== REQUIRED TASK ==
Where does the string "would" appear in the records? Copy every line that contains it.

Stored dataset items
++++
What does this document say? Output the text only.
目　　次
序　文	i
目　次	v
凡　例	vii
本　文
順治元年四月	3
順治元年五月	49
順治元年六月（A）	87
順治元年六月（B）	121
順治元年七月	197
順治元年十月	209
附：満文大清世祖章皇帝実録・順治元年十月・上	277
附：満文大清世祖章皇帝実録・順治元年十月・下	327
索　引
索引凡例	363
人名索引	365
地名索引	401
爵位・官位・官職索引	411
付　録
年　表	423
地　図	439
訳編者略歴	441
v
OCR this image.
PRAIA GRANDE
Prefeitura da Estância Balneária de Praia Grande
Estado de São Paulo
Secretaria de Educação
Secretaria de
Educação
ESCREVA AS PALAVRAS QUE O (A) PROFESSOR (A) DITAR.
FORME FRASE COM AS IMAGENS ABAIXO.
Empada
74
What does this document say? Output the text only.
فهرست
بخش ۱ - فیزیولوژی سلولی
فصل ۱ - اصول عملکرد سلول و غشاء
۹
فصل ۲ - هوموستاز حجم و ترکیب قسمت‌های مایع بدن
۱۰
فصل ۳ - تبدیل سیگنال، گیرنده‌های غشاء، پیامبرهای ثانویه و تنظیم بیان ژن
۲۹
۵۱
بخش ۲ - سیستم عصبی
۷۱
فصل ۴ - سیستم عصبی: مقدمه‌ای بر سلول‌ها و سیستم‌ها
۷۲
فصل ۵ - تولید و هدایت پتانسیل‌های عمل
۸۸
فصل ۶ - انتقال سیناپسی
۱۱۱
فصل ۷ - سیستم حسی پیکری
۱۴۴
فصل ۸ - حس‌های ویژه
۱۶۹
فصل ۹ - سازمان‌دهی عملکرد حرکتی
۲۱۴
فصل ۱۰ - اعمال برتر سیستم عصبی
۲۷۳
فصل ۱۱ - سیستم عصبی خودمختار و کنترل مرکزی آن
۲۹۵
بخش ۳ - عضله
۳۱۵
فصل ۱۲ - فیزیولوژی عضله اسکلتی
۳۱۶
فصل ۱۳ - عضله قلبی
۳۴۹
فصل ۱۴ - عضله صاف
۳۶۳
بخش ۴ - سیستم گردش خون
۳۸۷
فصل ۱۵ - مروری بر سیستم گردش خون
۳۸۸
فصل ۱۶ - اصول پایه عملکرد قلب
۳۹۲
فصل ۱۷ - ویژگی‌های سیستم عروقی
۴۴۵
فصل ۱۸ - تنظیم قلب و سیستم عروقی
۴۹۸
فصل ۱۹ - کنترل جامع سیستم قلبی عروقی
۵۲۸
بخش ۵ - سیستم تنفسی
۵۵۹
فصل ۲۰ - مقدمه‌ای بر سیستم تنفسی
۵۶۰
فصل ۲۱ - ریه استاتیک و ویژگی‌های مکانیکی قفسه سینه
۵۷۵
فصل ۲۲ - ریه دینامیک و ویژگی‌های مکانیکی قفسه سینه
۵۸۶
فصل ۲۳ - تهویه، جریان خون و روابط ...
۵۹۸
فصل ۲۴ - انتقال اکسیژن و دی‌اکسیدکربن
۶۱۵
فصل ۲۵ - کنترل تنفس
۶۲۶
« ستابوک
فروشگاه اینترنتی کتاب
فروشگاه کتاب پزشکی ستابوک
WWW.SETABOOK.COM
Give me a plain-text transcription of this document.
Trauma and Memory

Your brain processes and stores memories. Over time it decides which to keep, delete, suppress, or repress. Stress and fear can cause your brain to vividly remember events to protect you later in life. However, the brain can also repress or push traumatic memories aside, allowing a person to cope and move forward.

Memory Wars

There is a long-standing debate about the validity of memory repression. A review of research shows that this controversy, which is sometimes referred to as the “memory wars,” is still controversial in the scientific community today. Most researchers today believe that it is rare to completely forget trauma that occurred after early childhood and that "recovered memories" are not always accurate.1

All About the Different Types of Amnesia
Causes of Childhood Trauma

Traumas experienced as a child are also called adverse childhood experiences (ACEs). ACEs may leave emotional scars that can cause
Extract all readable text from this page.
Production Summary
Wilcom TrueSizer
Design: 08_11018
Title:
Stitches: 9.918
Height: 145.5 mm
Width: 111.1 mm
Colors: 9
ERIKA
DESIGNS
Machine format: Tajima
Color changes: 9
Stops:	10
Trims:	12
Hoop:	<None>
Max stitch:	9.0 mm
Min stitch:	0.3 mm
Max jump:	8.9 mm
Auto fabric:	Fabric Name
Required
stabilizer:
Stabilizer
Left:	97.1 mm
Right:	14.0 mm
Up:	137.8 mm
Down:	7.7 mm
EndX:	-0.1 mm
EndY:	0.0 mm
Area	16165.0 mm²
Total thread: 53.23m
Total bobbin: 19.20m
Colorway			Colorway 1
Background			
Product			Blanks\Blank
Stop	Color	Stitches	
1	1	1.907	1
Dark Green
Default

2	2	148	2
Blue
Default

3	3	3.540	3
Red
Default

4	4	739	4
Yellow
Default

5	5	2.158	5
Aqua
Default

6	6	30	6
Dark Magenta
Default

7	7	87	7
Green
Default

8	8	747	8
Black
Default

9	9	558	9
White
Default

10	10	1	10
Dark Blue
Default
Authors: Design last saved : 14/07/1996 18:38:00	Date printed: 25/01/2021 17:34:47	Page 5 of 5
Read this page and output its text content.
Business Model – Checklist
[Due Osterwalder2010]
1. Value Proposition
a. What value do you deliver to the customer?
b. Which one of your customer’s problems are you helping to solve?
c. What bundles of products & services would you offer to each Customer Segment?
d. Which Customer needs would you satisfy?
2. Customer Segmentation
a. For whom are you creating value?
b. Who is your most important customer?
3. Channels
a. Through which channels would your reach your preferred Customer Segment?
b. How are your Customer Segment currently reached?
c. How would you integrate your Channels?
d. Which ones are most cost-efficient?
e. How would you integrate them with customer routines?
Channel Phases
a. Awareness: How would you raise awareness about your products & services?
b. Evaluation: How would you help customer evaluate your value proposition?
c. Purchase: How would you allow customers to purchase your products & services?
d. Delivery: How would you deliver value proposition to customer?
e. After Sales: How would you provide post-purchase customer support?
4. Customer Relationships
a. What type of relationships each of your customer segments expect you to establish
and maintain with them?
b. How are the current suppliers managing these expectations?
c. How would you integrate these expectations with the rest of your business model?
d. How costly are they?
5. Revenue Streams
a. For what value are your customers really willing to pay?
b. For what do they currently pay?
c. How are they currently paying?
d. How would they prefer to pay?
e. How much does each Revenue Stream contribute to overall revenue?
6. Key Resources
++++
== SOLUTION FOR THIS PROBLEM ==
c. What bundles of products & services would you offer to each Customer Segment?
d. Which Customer needs would you satisfy?
a. Through which channels would your reach your preferred Customer Segment?
c. How would you integrate your Channels?
e. How would you integrate them with customer routines?
a. Awareness: How would you raise awareness about your products & services?
b. Evaluation: How would you help customer evaluate your value proposition?
c. Purchase: How would you allow customers to purchase your products & services?
d. Delivery: How would you deliver value proposition to customer?
e. After Sales: How would you provide post-purchase customer support?
c. How would you integrate these expectations with the rest of your business model?
d. How would they prefer to pay?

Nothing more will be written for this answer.